*** Provided data Section Begins ***
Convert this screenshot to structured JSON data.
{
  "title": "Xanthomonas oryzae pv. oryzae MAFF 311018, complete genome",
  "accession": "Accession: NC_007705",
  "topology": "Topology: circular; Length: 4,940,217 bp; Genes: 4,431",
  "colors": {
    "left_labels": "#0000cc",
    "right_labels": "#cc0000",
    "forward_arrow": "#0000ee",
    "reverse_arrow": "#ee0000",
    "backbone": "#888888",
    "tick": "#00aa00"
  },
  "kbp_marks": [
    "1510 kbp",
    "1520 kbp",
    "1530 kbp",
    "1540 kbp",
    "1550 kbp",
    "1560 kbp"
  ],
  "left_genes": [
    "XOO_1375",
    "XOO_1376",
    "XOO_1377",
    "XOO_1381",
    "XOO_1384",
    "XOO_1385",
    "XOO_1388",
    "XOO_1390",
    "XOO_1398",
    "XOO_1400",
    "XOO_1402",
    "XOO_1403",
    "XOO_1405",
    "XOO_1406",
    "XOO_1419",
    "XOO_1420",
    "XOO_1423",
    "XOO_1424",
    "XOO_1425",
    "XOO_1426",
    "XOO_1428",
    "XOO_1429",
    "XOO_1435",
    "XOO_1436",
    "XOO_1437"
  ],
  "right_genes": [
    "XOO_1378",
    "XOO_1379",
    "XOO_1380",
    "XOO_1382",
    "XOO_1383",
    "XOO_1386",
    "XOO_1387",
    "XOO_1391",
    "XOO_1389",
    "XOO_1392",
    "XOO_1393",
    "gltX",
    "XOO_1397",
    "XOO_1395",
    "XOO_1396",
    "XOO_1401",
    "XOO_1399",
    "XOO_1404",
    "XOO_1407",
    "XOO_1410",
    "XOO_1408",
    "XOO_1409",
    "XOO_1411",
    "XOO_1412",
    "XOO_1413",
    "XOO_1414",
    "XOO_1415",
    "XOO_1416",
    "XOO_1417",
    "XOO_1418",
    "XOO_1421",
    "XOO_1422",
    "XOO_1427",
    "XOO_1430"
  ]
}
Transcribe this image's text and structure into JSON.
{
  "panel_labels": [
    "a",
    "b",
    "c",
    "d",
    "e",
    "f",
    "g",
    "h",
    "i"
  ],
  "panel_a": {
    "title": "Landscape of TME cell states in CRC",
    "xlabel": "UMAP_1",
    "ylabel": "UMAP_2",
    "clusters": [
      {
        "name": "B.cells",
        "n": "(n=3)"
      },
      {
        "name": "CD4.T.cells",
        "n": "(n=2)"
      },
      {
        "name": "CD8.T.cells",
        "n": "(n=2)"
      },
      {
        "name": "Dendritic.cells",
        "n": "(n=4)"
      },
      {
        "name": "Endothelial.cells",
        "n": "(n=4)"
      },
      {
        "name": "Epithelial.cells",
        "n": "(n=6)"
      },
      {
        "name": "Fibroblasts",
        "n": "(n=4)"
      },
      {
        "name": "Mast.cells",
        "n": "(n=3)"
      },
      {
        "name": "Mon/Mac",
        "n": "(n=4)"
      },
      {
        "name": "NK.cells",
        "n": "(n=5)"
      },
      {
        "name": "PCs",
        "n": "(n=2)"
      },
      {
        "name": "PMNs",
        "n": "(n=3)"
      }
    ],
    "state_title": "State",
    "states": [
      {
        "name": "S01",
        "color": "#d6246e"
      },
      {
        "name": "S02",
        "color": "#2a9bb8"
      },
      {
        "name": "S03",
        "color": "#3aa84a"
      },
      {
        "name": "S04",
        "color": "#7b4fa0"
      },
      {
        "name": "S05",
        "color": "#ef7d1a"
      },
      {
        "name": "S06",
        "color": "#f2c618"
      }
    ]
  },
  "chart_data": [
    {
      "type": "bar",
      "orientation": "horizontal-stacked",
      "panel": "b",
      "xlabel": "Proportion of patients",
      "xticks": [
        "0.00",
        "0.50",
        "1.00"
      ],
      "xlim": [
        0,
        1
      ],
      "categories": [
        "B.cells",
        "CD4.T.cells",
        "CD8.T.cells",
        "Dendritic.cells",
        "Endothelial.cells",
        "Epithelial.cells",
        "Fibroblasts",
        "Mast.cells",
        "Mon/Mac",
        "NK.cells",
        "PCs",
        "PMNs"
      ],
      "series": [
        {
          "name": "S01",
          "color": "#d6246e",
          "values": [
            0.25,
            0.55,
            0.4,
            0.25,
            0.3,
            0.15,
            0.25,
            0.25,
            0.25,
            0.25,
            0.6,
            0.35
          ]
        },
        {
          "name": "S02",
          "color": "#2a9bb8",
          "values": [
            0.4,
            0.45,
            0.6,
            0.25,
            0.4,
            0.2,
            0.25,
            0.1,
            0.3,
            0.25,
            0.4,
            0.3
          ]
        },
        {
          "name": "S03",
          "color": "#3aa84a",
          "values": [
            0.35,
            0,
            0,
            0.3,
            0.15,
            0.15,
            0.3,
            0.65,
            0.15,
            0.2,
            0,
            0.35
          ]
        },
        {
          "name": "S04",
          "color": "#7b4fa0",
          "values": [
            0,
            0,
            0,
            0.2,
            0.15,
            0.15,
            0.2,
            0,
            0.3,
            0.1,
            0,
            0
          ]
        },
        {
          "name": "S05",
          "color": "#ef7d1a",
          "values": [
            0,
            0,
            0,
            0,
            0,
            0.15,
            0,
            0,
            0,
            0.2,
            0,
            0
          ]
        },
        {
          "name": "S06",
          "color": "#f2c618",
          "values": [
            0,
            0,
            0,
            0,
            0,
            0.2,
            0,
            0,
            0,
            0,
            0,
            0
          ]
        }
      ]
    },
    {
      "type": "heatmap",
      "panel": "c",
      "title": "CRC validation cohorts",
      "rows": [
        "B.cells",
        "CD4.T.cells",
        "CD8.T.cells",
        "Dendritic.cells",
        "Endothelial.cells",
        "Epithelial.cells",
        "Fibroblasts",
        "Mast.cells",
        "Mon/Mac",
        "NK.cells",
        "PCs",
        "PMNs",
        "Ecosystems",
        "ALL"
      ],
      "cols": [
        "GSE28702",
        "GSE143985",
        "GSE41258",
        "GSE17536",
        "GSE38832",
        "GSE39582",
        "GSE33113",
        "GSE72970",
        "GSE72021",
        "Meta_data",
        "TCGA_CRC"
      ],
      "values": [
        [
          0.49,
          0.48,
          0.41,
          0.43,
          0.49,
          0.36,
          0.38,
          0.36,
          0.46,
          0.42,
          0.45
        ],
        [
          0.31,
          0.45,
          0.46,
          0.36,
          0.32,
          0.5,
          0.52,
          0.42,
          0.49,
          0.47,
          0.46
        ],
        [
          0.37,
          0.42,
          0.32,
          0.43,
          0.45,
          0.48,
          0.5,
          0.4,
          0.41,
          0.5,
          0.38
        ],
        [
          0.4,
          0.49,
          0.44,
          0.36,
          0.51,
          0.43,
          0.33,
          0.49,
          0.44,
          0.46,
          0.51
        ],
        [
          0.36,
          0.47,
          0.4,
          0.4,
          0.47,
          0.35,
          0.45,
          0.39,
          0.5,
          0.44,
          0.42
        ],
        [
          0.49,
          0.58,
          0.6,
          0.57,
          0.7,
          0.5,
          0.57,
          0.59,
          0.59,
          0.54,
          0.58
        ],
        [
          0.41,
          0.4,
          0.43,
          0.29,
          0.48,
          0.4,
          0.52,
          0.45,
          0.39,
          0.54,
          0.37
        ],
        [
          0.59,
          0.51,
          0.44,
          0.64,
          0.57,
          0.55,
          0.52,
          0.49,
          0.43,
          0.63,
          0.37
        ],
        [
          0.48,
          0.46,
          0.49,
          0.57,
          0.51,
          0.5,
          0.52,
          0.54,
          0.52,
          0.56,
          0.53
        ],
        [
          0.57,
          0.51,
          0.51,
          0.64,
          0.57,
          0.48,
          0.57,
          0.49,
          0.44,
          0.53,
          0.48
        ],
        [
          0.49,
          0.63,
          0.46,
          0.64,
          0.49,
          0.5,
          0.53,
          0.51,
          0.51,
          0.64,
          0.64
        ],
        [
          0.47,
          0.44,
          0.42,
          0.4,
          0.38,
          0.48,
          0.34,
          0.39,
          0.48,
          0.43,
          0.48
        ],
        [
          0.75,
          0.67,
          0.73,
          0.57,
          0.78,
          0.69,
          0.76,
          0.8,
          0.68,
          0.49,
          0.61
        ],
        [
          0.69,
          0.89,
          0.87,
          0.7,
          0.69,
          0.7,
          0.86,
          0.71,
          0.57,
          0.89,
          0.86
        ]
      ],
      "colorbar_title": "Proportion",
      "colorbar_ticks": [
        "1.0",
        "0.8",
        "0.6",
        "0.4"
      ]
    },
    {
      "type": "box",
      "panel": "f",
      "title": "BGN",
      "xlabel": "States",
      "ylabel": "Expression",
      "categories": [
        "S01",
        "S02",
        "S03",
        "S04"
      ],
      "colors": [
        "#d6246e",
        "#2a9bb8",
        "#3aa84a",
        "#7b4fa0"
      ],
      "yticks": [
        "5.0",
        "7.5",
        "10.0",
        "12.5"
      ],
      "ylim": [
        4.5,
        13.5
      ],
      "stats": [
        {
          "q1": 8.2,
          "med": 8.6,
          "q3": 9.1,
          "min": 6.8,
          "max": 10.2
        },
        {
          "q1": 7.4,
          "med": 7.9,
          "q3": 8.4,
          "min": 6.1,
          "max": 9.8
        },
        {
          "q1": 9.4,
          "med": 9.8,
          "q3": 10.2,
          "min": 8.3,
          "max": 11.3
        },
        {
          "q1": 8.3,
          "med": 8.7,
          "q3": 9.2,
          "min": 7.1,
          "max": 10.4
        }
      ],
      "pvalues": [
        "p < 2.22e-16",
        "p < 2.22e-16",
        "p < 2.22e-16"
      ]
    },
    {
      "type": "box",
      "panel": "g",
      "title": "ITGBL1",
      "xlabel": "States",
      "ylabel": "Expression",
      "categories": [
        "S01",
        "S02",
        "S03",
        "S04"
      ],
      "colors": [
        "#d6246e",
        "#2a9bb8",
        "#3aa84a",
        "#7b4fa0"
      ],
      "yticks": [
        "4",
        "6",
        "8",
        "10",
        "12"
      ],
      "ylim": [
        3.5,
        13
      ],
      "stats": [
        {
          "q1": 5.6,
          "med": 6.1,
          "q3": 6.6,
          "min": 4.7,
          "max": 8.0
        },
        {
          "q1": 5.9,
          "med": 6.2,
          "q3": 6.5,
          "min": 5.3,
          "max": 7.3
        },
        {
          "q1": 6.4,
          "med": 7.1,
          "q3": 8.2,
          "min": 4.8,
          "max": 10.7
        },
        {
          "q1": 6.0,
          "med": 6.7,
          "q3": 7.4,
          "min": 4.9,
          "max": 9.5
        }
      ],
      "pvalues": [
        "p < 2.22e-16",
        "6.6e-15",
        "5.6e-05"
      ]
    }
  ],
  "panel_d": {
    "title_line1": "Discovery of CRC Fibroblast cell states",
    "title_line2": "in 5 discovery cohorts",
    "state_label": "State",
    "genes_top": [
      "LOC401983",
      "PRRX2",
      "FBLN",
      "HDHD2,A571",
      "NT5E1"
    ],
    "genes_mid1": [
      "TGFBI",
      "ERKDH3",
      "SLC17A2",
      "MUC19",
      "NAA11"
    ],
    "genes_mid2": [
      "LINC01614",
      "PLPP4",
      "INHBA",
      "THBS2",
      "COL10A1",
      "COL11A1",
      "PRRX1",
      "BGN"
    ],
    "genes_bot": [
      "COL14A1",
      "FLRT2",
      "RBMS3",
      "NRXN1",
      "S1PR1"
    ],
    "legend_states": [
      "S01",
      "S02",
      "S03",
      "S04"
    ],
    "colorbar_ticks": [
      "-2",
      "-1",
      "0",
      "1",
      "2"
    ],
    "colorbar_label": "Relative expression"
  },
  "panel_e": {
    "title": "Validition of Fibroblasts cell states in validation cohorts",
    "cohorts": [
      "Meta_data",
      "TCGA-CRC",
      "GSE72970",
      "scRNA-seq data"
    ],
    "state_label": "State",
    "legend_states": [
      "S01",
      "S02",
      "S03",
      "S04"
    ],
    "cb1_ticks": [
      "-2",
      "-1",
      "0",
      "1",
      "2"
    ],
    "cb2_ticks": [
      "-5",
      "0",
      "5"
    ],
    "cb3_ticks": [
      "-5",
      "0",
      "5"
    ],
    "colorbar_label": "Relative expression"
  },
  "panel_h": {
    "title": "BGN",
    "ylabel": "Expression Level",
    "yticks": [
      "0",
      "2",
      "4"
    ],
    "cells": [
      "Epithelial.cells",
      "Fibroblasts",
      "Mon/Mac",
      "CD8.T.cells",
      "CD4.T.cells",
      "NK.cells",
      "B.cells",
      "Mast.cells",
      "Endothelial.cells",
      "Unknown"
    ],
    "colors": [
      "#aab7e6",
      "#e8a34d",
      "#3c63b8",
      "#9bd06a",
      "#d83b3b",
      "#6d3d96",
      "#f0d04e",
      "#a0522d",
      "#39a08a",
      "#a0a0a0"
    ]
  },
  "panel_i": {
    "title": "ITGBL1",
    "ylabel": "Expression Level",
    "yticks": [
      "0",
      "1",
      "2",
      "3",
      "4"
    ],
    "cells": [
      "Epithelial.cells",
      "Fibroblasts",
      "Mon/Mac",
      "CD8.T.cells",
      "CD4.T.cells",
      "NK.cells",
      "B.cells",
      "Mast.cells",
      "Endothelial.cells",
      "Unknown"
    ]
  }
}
*** Provided data Section Ends ***
Work instructions: Whenever a line of the data includes the word "xlabel", show that line in full.

Written solution:
    "xlabel": "UMAP_1",
      "xlabel": "Proportion of patients",
      "xlabel": "States",
      "xlabel": "States",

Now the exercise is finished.